Begin
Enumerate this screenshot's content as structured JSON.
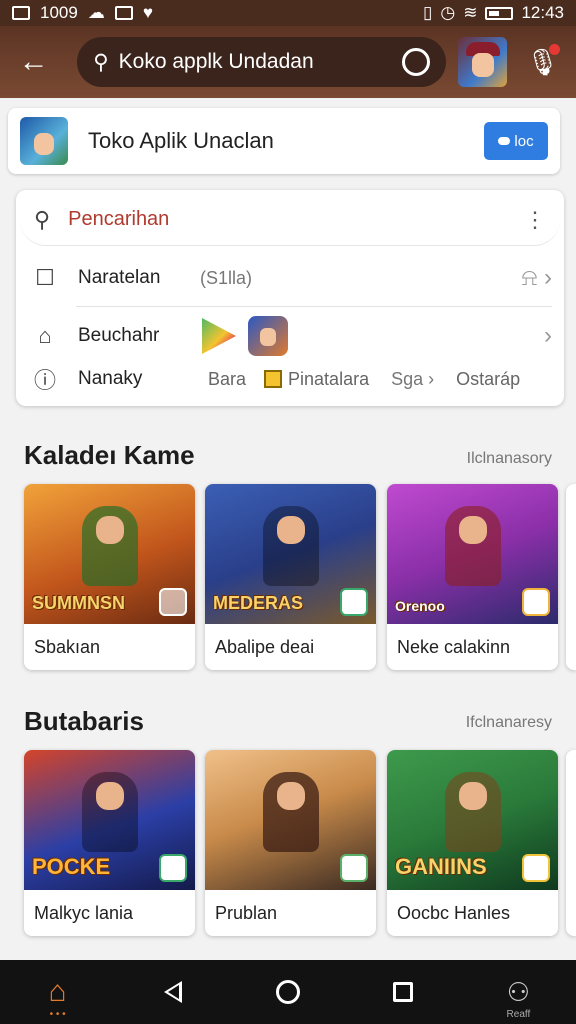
{
  "status_bar": {
    "left_text": "1009",
    "time": "12:43"
  },
  "app_bar": {
    "search_text": "Koko applk Undadan"
  },
  "header": {
    "title": "Toko Aplik Unaclan",
    "button_label": "loc"
  },
  "menu": {
    "search_placeholder": "Pencarihan",
    "row1_label": "Naratelan",
    "row1_sub": "(S1lla)",
    "row2_label": "Beuchahr",
    "row3_label": "Nanaky",
    "row3_item_a": "Bara",
    "row3_item_b": "Pinatalara",
    "row3_item_c": "Sga",
    "row3_item_d": "Ostaráp"
  },
  "section1": {
    "title": "Kaladeı Kame",
    "link": "Ilclnanasory",
    "cards": [
      {
        "caption": "Sbakıan",
        "art_text": "SUMMNSN",
        "colors": [
          "#f1a23a",
          "#6a2b12"
        ]
      },
      {
        "caption": "Abalipe deai",
        "art_text": "MEDERAS",
        "colors": [
          "#2a3f8a",
          "#7a5a2c"
        ]
      },
      {
        "caption": "Neke calakinn",
        "art_text": "Orenoo",
        "colors": [
          "#8a2fa8",
          "#2b2b6b"
        ]
      }
    ]
  },
  "section2": {
    "title": "Butabaris",
    "link": "Ifclnanaresy",
    "cards": [
      {
        "caption": "Malkyc lania",
        "art_text": "POCKE",
        "colors": [
          "#2b3fa6",
          "#d4442a"
        ]
      },
      {
        "caption": "Prublan",
        "art_text": "",
        "colors": [
          "#c98b4a",
          "#3a2a22"
        ]
      },
      {
        "caption": "Oocbc Hanles",
        "art_text": "GANIINS",
        "colors": [
          "#2a7a3a",
          "#0f3a1f"
        ]
      }
    ]
  },
  "nav": {
    "profile_small": "Reaff"
  }
}
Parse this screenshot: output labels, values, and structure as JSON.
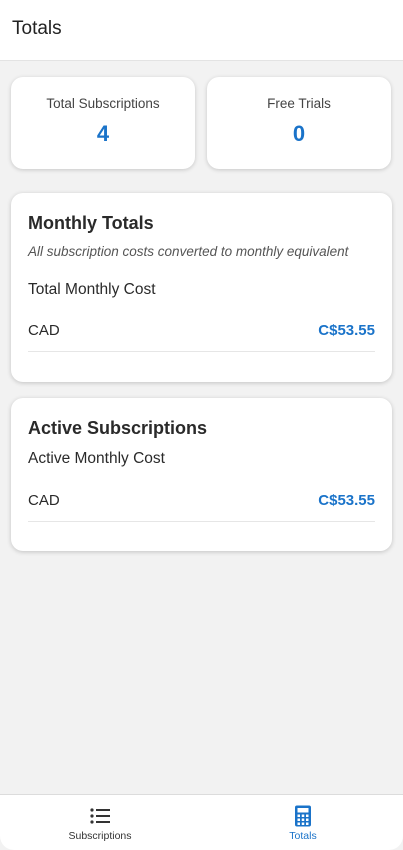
End
# THE PROBLEM
Transcribe the listing above verbatim. Omit the pictures.

# EXERCISE SOLUTION
Enumerate this screenshot's content as structured JSON.
{
  "status_bar": {
    "left_text": "1009",
    "time": "12:43"
  },
  "app_bar": {
    "search_text": "Koko applk Undadan"
  },
  "header": {
    "title": "Toko Aplik Unaclan",
    "button_label": "loc"
  },
  "menu": {
    "search_placeholder": "Pencarihan",
    "row1_label": "Naratelan",
    "row1_sub": "(S1lla)",
    "row2_label": "Beuchahr",
    "row3_label": "Nanaky",
    "row3_item_a": "Bara",
    "row3_item_b": "Pinatalara",
    "row3_item_c": "Sga",
    "row3_item_d": "Ostaráp"
  },
  "section1": {
    "title": "Kaladeı Kame",
    "link": "Ilclnanasory",
    "cards": [
      {
        "caption": "Sbakıan",
        "art_text": "SUMMNSN",
        "colors": [
          "#f1a23a",
          "#6a2b12"
        ]
      },
      {
        "caption": "Abalipe deai",
        "art_text": "MEDERAS",
        "colors": [
          "#2a3f8a",
          "#7a5a2c"
        ]
      },
      {
        "caption": "Neke calakinn",
        "art_text": "Orenoo",
        "colors": [
          "#8a2fa8",
          "#2b2b6b"
        ]
      }
    ]
  },
  "section2": {
    "title": "Butabaris",
    "link": "Ifclnanaresy",
    "cards": [
      {
        "caption": "Malkyc lania",
        "art_text": "POCKE",
        "colors": [
          "#2b3fa6",
          "#d4442a"
        ]
      },
      {
        "caption": "Prublan",
        "art_text": "",
        "colors": [
          "#c98b4a",
          "#3a2a22"
        ]
      },
      {
        "caption": "Oocbc Hanles",
        "art_text": "GANIINS",
        "colors": [
          "#2a7a3a",
          "#0f3a1f"
        ]
      }
    ]
  },
  "nav": {
    "profile_small": "Reaff"
  }
}
Parse this screenshot: output labels, values, and structure as JSON.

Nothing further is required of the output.